**Stated task**
Return each line of the data below exactly, omitting any pictures.
---- Stored data
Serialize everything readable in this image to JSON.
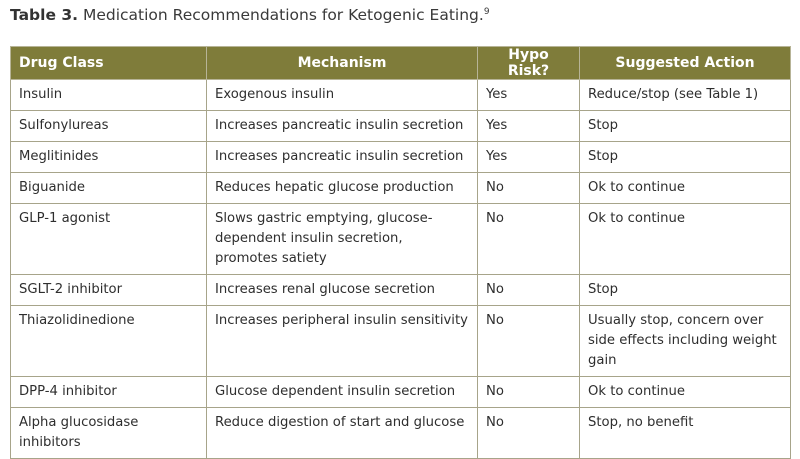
{
  "title": {
    "number": "Table 3.",
    "text": "Medication Recommendations for Ketogenic Eating.",
    "ref": "9"
  },
  "table": {
    "headers": [
      "Drug Class",
      "Mechanism",
      "Hypo Risk?",
      "Suggested Action"
    ],
    "rows": [
      [
        "Insulin",
        "Exogenous insulin",
        "Yes",
        "Reduce/stop (see Table 1)"
      ],
      [
        "Sulfonylureas",
        "Increases pancreatic insulin secretion",
        "Yes",
        "Stop"
      ],
      [
        "Meglitinides",
        "Increases pancreatic insulin secretion",
        "Yes",
        "Stop"
      ],
      [
        "Biguanide",
        "Reduces hepatic glucose production",
        "No",
        "Ok to continue"
      ],
      [
        "GLP-1 agonist",
        "Slows gastric emptying, glucose-dependent insulin secretion, promotes satiety",
        "No",
        "Ok to continue"
      ],
      [
        "SGLT-2 inhibitor",
        "Increases renal glucose secretion",
        "No",
        "Stop"
      ],
      [
        "Thiazolidinedione",
        "Increases peripheral insulin sensitivity",
        "No",
        "Usually stop, concern over side effects including weight gain"
      ],
      [
        "DPP-4 inhibitor",
        "Glucose dependent insulin secretion",
        "No",
        "Ok to continue"
      ],
      [
        "Alpha glucosidase inhibitors",
        "Reduce digestion of start and glucose",
        "No",
        "Stop, no benefit"
      ]
    ]
  },
  "colors": {
    "header_bg": "#7f7c3a",
    "header_text": "#ffffff",
    "grid": "#a7a48a"
  }
}
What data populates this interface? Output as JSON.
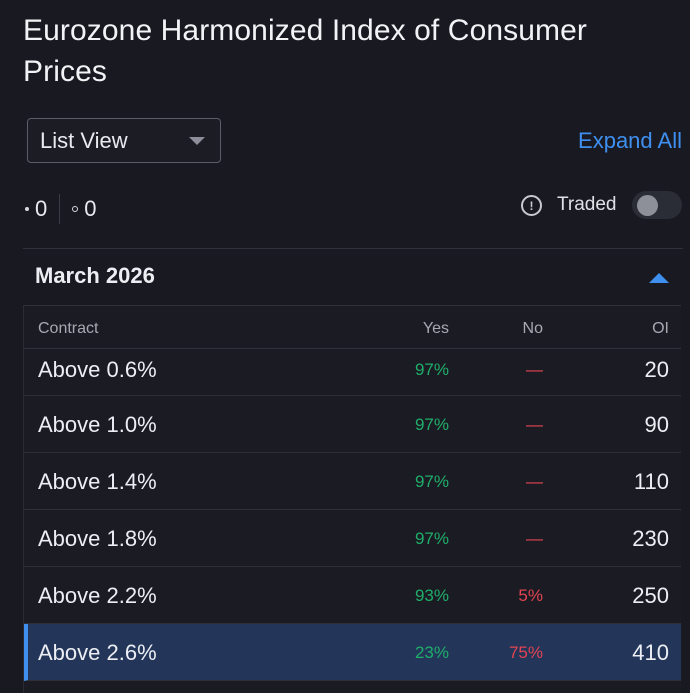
{
  "page": {
    "title": "Eurozone Harmonized Index of Consumer Prices"
  },
  "controls": {
    "view_select": {
      "value": "List View"
    },
    "expand_all_label": "Expand All"
  },
  "counts": {
    "filled": "0",
    "outlined": "0"
  },
  "traded": {
    "info_icon": "!",
    "label": "Traded",
    "enabled": false
  },
  "group": {
    "title": "March 2026",
    "expanded": true
  },
  "table": {
    "headers": {
      "contract": "Contract",
      "yes": "Yes",
      "no": "No",
      "oi": "OI"
    },
    "rows": [
      {
        "contract": "Above 0.6%",
        "yes": "97%",
        "no": "—",
        "oi": "20"
      },
      {
        "contract": "Above 1.0%",
        "yes": "97%",
        "no": "—",
        "oi": "90"
      },
      {
        "contract": "Above 1.4%",
        "yes": "97%",
        "no": "—",
        "oi": "110"
      },
      {
        "contract": "Above 1.8%",
        "yes": "97%",
        "no": "—",
        "oi": "230"
      },
      {
        "contract": "Above 2.2%",
        "yes": "93%",
        "no": "5%",
        "oi": "250"
      },
      {
        "contract": "Above 2.6%",
        "yes": "23%",
        "no": "75%",
        "oi": "410"
      }
    ]
  },
  "colors": {
    "background": "#191a21",
    "accent": "#3f8ff0",
    "yes": "#1fae6a",
    "no": "#e34352",
    "selected_row": "#23365a"
  }
}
--------
**Worked answer**
Serialize everything readable in this image to JSON.
{
  "title": {
    "number": "Table 3.",
    "text": "Medication Recommendations for Ketogenic Eating.",
    "ref": "9"
  },
  "table": {
    "headers": [
      "Drug Class",
      "Mechanism",
      "Hypo Risk?",
      "Suggested Action"
    ],
    "rows": [
      [
        "Insulin",
        "Exogenous insulin",
        "Yes",
        "Reduce/stop (see Table 1)"
      ],
      [
        "Sulfonylureas",
        "Increases pancreatic insulin secretion",
        "Yes",
        "Stop"
      ],
      [
        "Meglitinides",
        "Increases pancreatic insulin secretion",
        "Yes",
        "Stop"
      ],
      [
        "Biguanide",
        "Reduces hepatic glucose production",
        "No",
        "Ok to continue"
      ],
      [
        "GLP-1 agonist",
        "Slows gastric emptying, glucose-dependent insulin secretion, promotes satiety",
        "No",
        "Ok to continue"
      ],
      [
        "SGLT-2 inhibitor",
        "Increases renal glucose secretion",
        "No",
        "Stop"
      ],
      [
        "Thiazolidinedione",
        "Increases peripheral insulin sensitivity",
        "No",
        "Usually stop, concern over side effects including weight gain"
      ],
      [
        "DPP-4 inhibitor",
        "Glucose dependent insulin secretion",
        "No",
        "Ok to continue"
      ],
      [
        "Alpha glucosidase inhibitors",
        "Reduce digestion of start and glucose",
        "No",
        "Stop, no benefit"
      ]
    ]
  },
  "colors": {
    "header_bg": "#7f7c3a",
    "header_text": "#ffffff",
    "grid": "#a7a48a"
  }
}
What data populates this interface? Output as JSON.
{
  "page": {
    "title": "Eurozone Harmonized Index of Consumer Prices"
  },
  "controls": {
    "view_select": {
      "value": "List View"
    },
    "expand_all_label": "Expand All"
  },
  "counts": {
    "filled": "0",
    "outlined": "0"
  },
  "traded": {
    "info_icon": "!",
    "label": "Traded",
    "enabled": false
  },
  "group": {
    "title": "March 2026",
    "expanded": true
  },
  "table": {
    "headers": {
      "contract": "Contract",
      "yes": "Yes",
      "no": "No",
      "oi": "OI"
    },
    "rows": [
      {
        "contract": "Above 0.6%",
        "yes": "97%",
        "no": "—",
        "oi": "20"
      },
      {
        "contract": "Above 1.0%",
        "yes": "97%",
        "no": "—",
        "oi": "90"
      },
      {
        "contract": "Above 1.4%",
        "yes": "97%",
        "no": "—",
        "oi": "110"
      },
      {
        "contract": "Above 1.8%",
        "yes": "97%",
        "no": "—",
        "oi": "230"
      },
      {
        "contract": "Above 2.2%",
        "yes": "93%",
        "no": "5%",
        "oi": "250"
      },
      {
        "contract": "Above 2.6%",
        "yes": "23%",
        "no": "75%",
        "oi": "410"
      }
    ]
  },
  "colors": {
    "background": "#191a21",
    "accent": "#3f8ff0",
    "yes": "#1fae6a",
    "no": "#e34352",
    "selected_row": "#23365a"
  }
}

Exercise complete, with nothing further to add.